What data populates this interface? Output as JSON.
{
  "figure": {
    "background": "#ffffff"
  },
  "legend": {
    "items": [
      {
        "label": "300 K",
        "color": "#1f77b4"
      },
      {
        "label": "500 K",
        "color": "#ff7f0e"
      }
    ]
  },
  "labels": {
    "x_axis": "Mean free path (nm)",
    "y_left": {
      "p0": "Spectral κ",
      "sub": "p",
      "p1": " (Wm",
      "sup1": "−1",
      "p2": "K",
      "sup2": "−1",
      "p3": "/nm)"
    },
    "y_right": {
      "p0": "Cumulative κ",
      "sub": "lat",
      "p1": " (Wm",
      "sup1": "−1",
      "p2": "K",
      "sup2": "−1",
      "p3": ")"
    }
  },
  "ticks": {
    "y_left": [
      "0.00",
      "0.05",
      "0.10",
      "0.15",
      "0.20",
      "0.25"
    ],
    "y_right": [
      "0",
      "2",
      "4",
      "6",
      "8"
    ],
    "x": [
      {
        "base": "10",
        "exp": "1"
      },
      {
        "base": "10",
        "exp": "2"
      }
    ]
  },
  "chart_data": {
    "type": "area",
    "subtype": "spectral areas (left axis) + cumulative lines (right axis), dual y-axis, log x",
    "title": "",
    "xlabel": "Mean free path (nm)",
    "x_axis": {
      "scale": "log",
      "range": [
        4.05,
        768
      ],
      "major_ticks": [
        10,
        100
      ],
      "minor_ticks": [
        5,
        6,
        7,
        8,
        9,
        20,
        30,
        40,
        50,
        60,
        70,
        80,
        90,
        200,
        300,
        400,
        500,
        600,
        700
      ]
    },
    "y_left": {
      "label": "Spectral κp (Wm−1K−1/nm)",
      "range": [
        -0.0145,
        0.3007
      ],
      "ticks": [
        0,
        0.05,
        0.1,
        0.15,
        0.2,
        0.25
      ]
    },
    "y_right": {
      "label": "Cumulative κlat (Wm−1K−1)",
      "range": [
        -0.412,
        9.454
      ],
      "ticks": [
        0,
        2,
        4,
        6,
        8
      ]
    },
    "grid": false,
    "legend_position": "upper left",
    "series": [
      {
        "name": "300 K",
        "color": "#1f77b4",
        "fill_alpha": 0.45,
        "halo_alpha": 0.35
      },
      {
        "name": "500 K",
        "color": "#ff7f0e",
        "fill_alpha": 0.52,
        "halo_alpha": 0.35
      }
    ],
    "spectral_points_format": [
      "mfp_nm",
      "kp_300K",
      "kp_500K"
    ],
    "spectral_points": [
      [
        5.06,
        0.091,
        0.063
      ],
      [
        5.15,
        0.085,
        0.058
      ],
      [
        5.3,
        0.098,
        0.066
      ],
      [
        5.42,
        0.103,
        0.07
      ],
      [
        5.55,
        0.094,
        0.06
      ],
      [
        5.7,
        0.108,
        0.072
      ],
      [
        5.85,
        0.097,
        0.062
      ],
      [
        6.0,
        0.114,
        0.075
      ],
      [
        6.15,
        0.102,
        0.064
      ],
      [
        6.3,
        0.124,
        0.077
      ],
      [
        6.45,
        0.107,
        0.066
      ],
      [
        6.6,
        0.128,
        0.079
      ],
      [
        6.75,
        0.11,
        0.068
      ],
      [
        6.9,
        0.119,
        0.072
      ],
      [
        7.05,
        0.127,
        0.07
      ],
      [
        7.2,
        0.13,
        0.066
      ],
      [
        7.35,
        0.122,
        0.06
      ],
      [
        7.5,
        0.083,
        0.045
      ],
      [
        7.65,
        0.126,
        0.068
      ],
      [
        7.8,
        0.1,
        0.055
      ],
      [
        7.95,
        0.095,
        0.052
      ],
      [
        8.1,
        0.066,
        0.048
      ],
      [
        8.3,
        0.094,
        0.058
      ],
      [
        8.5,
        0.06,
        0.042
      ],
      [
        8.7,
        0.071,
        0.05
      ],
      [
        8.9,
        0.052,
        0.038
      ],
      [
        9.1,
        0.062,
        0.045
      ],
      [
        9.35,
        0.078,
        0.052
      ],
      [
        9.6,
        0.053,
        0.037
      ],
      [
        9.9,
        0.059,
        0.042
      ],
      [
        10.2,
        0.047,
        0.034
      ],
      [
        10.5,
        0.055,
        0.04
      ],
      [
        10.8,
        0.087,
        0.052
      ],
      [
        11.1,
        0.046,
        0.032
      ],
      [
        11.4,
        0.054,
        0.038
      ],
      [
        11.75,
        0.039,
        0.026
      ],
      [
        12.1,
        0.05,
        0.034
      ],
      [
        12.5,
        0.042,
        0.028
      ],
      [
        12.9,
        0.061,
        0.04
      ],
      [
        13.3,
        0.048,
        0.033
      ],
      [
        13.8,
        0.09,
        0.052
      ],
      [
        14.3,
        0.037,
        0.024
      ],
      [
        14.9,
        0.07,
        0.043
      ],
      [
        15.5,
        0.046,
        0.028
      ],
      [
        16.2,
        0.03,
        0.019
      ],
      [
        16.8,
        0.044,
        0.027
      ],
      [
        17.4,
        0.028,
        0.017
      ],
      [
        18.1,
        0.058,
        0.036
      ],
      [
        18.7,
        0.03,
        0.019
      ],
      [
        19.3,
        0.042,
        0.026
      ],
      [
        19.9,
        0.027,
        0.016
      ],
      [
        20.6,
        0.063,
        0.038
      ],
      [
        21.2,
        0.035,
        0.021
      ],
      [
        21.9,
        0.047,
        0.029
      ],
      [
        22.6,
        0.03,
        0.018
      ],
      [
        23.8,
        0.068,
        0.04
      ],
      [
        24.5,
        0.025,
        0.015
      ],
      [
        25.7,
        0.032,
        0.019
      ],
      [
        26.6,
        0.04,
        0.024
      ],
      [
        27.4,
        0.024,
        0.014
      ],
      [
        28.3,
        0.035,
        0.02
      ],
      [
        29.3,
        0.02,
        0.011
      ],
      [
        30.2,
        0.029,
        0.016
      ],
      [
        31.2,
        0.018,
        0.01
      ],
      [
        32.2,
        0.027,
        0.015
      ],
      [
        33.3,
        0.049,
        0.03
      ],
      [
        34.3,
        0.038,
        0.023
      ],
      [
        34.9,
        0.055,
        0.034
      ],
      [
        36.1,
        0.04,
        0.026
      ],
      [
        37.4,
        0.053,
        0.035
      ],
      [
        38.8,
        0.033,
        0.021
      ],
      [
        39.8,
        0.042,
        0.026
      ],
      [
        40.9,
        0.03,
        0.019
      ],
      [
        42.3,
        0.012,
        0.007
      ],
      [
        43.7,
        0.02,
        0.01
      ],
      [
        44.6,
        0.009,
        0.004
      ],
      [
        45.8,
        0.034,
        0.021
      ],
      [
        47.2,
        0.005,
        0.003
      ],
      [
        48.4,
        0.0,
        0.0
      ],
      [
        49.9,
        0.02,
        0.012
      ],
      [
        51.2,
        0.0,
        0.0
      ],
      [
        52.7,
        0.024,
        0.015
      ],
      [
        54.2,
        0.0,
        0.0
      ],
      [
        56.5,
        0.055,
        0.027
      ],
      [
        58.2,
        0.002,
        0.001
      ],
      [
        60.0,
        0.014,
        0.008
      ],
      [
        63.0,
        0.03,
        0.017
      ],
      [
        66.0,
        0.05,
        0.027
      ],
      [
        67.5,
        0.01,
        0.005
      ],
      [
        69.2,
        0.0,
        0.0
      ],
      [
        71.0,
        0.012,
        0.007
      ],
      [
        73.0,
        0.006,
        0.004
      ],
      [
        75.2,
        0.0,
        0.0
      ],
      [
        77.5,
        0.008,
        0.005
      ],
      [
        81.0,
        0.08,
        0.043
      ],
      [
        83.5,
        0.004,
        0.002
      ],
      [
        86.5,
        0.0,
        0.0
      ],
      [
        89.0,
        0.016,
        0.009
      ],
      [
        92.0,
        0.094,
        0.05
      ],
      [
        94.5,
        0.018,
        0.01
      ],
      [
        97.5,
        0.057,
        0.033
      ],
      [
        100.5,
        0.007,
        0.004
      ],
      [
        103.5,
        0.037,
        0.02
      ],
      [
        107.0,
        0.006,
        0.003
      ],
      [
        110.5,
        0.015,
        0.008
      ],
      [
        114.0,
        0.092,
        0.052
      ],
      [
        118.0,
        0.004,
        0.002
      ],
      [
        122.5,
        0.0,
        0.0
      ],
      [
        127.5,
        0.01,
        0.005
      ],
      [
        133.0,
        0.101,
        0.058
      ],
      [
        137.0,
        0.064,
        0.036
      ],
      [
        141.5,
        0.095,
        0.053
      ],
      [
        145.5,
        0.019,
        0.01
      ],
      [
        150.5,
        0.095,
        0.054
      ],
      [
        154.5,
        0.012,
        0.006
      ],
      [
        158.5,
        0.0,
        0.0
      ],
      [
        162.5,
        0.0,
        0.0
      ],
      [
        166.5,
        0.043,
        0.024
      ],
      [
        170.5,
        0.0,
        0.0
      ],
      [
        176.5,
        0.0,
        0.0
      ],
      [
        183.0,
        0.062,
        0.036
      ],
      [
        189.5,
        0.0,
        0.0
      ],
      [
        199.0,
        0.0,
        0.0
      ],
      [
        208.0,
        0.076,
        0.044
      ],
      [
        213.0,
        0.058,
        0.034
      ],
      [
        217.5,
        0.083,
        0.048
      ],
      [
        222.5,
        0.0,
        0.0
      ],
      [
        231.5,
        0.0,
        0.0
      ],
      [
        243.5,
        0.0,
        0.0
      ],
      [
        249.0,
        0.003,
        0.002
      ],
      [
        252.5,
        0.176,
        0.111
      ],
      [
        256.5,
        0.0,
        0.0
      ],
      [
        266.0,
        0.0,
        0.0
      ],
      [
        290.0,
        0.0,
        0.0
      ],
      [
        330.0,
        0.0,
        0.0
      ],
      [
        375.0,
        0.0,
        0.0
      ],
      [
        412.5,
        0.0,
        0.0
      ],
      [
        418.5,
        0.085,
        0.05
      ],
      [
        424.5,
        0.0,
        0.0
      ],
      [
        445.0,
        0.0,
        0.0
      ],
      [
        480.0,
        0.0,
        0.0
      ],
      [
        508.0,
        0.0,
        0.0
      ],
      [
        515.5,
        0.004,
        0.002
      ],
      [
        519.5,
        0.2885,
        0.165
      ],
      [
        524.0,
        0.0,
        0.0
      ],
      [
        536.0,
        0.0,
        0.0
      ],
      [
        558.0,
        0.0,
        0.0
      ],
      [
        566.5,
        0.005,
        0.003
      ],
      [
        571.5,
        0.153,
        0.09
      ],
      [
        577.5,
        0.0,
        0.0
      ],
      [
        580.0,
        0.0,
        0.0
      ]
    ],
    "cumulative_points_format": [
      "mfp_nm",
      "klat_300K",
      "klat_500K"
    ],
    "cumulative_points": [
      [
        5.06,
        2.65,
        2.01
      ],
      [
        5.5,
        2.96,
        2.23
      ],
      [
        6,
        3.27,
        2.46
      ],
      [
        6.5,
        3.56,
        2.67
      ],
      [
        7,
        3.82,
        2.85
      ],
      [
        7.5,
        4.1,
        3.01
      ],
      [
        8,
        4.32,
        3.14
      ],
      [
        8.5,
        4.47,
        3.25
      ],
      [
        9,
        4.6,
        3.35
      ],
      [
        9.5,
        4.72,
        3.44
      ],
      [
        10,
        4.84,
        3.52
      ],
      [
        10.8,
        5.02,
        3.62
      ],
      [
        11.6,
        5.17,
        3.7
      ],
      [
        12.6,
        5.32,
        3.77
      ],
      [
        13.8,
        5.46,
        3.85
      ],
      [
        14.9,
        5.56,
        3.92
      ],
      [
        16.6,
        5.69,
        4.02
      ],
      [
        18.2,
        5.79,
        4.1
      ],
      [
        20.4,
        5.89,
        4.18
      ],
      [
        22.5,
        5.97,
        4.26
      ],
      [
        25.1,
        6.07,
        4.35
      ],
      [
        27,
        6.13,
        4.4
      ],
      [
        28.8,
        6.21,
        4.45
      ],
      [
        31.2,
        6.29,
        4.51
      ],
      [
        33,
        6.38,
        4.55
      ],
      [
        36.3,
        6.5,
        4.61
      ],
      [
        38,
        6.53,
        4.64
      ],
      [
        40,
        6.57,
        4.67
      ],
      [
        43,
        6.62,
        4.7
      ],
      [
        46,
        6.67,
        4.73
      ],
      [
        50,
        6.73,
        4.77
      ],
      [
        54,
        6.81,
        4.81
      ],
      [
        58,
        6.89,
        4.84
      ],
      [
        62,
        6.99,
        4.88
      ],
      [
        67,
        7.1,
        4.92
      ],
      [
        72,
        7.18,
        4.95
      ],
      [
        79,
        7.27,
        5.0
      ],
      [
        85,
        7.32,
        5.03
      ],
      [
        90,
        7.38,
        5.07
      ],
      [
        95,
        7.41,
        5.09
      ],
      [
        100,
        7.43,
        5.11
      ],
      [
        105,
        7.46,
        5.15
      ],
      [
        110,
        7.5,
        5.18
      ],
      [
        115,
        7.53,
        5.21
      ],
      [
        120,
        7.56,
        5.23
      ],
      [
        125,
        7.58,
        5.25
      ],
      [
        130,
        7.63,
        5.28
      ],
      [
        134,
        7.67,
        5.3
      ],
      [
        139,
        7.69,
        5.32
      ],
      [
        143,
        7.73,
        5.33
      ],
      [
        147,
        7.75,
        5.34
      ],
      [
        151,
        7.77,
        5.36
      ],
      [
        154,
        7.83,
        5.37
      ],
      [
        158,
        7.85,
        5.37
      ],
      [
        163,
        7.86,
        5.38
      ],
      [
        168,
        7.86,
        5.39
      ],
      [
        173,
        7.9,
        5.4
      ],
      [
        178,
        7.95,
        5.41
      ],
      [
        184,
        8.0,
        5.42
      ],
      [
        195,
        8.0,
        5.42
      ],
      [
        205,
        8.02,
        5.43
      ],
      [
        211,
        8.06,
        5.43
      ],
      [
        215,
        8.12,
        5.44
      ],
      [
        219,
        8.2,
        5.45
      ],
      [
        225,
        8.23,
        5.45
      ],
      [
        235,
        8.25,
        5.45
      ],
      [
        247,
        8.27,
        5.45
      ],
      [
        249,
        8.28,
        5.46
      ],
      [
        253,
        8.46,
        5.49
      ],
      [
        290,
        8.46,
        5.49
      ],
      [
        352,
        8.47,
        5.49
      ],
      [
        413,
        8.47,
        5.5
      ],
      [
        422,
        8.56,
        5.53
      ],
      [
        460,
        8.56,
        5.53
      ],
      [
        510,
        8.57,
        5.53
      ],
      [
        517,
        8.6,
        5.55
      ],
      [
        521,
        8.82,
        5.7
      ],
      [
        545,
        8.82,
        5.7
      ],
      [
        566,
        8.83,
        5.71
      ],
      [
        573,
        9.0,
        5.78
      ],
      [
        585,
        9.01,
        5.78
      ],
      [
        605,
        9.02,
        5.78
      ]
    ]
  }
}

□ □ □

TASK TO CARRY OUT:
Report how many lines of the preceding records include "free". Output the number only.

RESULT OF THE EXERCISE:
2